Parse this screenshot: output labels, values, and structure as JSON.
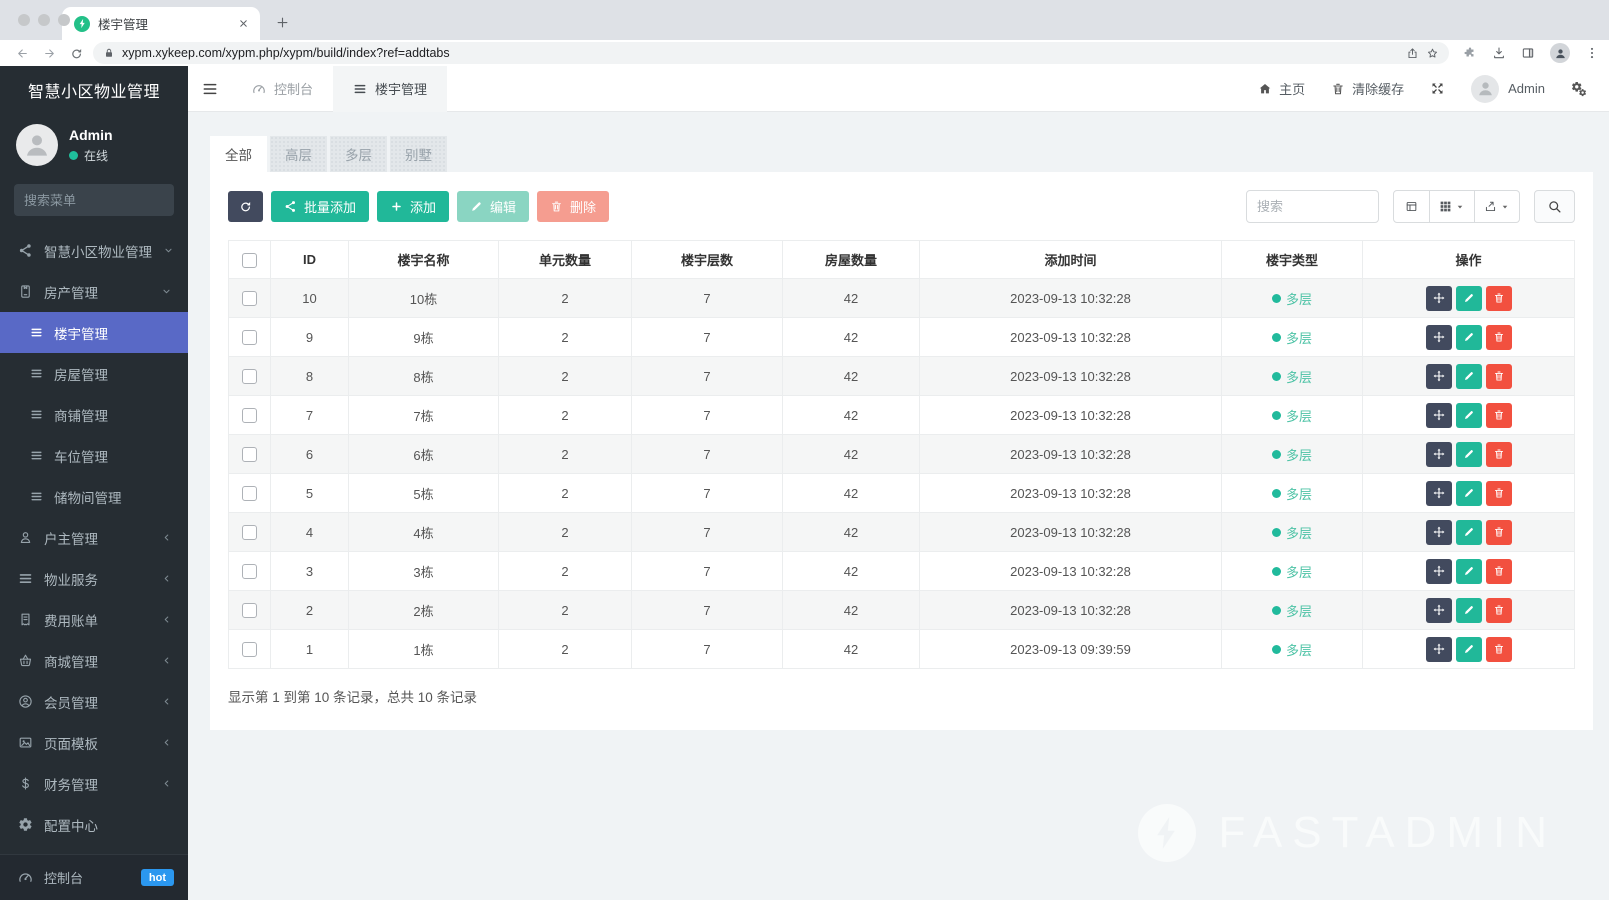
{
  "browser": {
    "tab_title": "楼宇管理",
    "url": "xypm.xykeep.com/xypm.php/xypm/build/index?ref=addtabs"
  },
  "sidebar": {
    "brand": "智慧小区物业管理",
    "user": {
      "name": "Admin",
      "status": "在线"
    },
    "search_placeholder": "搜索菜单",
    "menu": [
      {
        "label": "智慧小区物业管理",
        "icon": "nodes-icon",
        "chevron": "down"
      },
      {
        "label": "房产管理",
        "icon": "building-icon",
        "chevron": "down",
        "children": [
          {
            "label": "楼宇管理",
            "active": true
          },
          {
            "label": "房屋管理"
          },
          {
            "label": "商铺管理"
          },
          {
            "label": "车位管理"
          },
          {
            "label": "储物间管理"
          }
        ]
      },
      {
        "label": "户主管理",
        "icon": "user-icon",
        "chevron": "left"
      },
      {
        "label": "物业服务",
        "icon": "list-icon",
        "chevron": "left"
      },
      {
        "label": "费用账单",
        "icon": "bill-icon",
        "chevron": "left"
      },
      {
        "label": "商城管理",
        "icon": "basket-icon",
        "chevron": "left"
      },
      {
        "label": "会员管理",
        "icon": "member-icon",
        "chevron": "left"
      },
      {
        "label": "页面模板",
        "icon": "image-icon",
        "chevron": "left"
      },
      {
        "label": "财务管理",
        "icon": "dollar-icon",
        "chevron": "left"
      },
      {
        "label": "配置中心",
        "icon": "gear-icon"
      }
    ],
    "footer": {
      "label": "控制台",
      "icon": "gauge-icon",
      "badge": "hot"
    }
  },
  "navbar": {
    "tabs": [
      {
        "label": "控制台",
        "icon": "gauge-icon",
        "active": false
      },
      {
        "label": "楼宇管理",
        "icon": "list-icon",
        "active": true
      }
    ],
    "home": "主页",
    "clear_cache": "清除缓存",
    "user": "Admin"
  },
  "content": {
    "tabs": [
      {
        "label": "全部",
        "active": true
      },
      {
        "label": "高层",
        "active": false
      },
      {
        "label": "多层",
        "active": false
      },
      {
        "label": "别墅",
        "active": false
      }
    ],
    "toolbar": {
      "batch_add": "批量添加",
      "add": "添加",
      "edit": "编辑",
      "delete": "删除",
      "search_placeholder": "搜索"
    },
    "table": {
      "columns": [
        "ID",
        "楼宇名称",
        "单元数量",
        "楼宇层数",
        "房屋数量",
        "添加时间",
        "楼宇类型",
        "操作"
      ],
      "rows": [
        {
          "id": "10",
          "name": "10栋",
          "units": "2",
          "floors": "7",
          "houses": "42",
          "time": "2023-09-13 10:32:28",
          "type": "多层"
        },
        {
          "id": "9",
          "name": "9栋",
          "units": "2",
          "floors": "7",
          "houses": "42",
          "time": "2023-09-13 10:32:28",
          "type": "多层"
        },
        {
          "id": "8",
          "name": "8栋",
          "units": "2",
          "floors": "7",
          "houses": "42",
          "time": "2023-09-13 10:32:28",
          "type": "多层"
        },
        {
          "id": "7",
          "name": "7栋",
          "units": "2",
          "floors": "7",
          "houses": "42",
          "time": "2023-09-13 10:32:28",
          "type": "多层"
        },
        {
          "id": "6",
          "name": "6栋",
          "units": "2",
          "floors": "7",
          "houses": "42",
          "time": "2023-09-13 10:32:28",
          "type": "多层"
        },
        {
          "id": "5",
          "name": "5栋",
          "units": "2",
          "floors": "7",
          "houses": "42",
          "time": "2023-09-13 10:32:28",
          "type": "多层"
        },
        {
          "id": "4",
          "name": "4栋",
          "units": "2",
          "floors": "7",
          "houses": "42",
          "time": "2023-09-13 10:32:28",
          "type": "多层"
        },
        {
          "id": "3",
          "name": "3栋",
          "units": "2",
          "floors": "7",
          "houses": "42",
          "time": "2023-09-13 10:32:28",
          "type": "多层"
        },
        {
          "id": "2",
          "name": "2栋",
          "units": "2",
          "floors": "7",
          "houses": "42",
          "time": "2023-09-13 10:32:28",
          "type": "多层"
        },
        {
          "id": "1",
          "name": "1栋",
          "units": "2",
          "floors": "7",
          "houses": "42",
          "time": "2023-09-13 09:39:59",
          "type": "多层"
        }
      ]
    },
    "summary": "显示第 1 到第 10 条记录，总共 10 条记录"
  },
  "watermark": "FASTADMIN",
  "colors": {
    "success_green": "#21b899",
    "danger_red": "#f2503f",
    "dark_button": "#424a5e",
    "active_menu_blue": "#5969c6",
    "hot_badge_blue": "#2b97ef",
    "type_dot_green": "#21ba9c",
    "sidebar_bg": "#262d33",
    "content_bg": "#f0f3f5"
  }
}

Stated problem> Write the lines above out again exactly, without any of their pictures.

Final result>
Parse this screenshot: output labels, values, and structure as JSON.
{
  "browser": {
    "tab_title": "楼宇管理",
    "url": "xypm.xykeep.com/xypm.php/xypm/build/index?ref=addtabs"
  },
  "sidebar": {
    "brand": "智慧小区物业管理",
    "user": {
      "name": "Admin",
      "status": "在线"
    },
    "search_placeholder": "搜索菜单",
    "menu": [
      {
        "label": "智慧小区物业管理",
        "icon": "nodes-icon",
        "chevron": "down"
      },
      {
        "label": "房产管理",
        "icon": "building-icon",
        "chevron": "down",
        "children": [
          {
            "label": "楼宇管理",
            "active": true
          },
          {
            "label": "房屋管理"
          },
          {
            "label": "商铺管理"
          },
          {
            "label": "车位管理"
          },
          {
            "label": "储物间管理"
          }
        ]
      },
      {
        "label": "户主管理",
        "icon": "user-icon",
        "chevron": "left"
      },
      {
        "label": "物业服务",
        "icon": "list-icon",
        "chevron": "left"
      },
      {
        "label": "费用账单",
        "icon": "bill-icon",
        "chevron": "left"
      },
      {
        "label": "商城管理",
        "icon": "basket-icon",
        "chevron": "left"
      },
      {
        "label": "会员管理",
        "icon": "member-icon",
        "chevron": "left"
      },
      {
        "label": "页面模板",
        "icon": "image-icon",
        "chevron": "left"
      },
      {
        "label": "财务管理",
        "icon": "dollar-icon",
        "chevron": "left"
      },
      {
        "label": "配置中心",
        "icon": "gear-icon"
      }
    ],
    "footer": {
      "label": "控制台",
      "icon": "gauge-icon",
      "badge": "hot"
    }
  },
  "navbar": {
    "tabs": [
      {
        "label": "控制台",
        "icon": "gauge-icon",
        "active": false
      },
      {
        "label": "楼宇管理",
        "icon": "list-icon",
        "active": true
      }
    ],
    "home": "主页",
    "clear_cache": "清除缓存",
    "user": "Admin"
  },
  "content": {
    "tabs": [
      {
        "label": "全部",
        "active": true
      },
      {
        "label": "高层",
        "active": false
      },
      {
        "label": "多层",
        "active": false
      },
      {
        "label": "别墅",
        "active": false
      }
    ],
    "toolbar": {
      "batch_add": "批量添加",
      "add": "添加",
      "edit": "编辑",
      "delete": "删除",
      "search_placeholder": "搜索"
    },
    "table": {
      "columns": [
        "ID",
        "楼宇名称",
        "单元数量",
        "楼宇层数",
        "房屋数量",
        "添加时间",
        "楼宇类型",
        "操作"
      ],
      "rows": [
        {
          "id": "10",
          "name": "10栋",
          "units": "2",
          "floors": "7",
          "houses": "42",
          "time": "2023-09-13 10:32:28",
          "type": "多层"
        },
        {
          "id": "9",
          "name": "9栋",
          "units": "2",
          "floors": "7",
          "houses": "42",
          "time": "2023-09-13 10:32:28",
          "type": "多层"
        },
        {
          "id": "8",
          "name": "8栋",
          "units": "2",
          "floors": "7",
          "houses": "42",
          "time": "2023-09-13 10:32:28",
          "type": "多层"
        },
        {
          "id": "7",
          "name": "7栋",
          "units": "2",
          "floors": "7",
          "houses": "42",
          "time": "2023-09-13 10:32:28",
          "type": "多层"
        },
        {
          "id": "6",
          "name": "6栋",
          "units": "2",
          "floors": "7",
          "houses": "42",
          "time": "2023-09-13 10:32:28",
          "type": "多层"
        },
        {
          "id": "5",
          "name": "5栋",
          "units": "2",
          "floors": "7",
          "houses": "42",
          "time": "2023-09-13 10:32:28",
          "type": "多层"
        },
        {
          "id": "4",
          "name": "4栋",
          "units": "2",
          "floors": "7",
          "houses": "42",
          "time": "2023-09-13 10:32:28",
          "type": "多层"
        },
        {
          "id": "3",
          "name": "3栋",
          "units": "2",
          "floors": "7",
          "houses": "42",
          "time": "2023-09-13 10:32:28",
          "type": "多层"
        },
        {
          "id": "2",
          "name": "2栋",
          "units": "2",
          "floors": "7",
          "houses": "42",
          "time": "2023-09-13 10:32:28",
          "type": "多层"
        },
        {
          "id": "1",
          "name": "1栋",
          "units": "2",
          "floors": "7",
          "houses": "42",
          "time": "2023-09-13 09:39:59",
          "type": "多层"
        }
      ]
    },
    "summary": "显示第 1 到第 10 条记录，总共 10 条记录"
  },
  "watermark": "FASTADMIN",
  "colors": {
    "success_green": "#21b899",
    "danger_red": "#f2503f",
    "dark_button": "#424a5e",
    "active_menu_blue": "#5969c6",
    "hot_badge_blue": "#2b97ef",
    "type_dot_green": "#21ba9c",
    "sidebar_bg": "#262d33",
    "content_bg": "#f0f3f5"
  }
}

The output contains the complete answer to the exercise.